→ WHAT IS ASKED
Copy all the material that follows, keeping every character the same.

— start of ITEMS —

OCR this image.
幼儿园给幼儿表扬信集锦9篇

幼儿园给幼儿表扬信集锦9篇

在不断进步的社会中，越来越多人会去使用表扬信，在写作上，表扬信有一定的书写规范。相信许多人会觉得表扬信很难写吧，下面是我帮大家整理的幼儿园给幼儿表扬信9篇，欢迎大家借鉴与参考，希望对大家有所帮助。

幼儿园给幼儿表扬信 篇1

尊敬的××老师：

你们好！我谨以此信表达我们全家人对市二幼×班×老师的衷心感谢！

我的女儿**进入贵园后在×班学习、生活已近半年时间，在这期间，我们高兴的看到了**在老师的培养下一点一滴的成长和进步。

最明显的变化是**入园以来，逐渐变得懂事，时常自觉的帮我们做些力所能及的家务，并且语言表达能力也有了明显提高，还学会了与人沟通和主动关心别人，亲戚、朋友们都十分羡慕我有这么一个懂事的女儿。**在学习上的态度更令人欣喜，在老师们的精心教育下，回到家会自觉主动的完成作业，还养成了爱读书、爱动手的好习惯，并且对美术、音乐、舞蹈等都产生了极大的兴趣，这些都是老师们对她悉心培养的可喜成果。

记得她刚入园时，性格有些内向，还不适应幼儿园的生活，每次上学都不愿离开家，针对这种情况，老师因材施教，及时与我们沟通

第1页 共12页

— end of ITEMS —

→ RESULT OF THE EXERCISE
OCR this image.
幼儿园给幼儿表扬信集锦9篇

幼儿园给幼儿表扬信集锦9篇

在不断进步的社会中，越来越多人会去使用表扬信，在写作上，表扬信有一定的书写规范。相信许多人会觉得表扬信很难写吧，下面是我帮大家整理的幼儿园给幼儿表扬信9篇，欢迎大家借鉴与参考，希望对大家有所帮助。

幼儿园给幼儿表扬信 篇1

尊敬的××老师：

你们好！我谨以此信表达我们全家人对市二幼×班×老师的衷心感谢！

我的女儿**进入贵园后在×班学习、生活已近半年时间，在这期间，我们高兴的看到了**在老师的培养下一点一滴的成长和进步。

最明显的变化是**入园以来，逐渐变得懂事，时常自觉的帮我们做些力所能及的家务，并且语言表达能力也有了明显提高，还学会了与人沟通和主动关心别人，亲戚、朋友们都十分羡慕我有这么一个懂事的女儿。**在学习上的态度更令人欣喜，在老师们的精心教育下，回到家会自觉主动的完成作业，还养成了爱读书、爱动手的好习惯，并且对美术、音乐、舞蹈等都产生了极大的兴趣，这些都是老师们对她悉心培养的可喜成果。

记得她刚入园时，性格有些内向，还不适应幼儿园的生活，每次上学都不愿离开家，针对这种情况，老师因材施教，及时与我们沟通

第1页 共12页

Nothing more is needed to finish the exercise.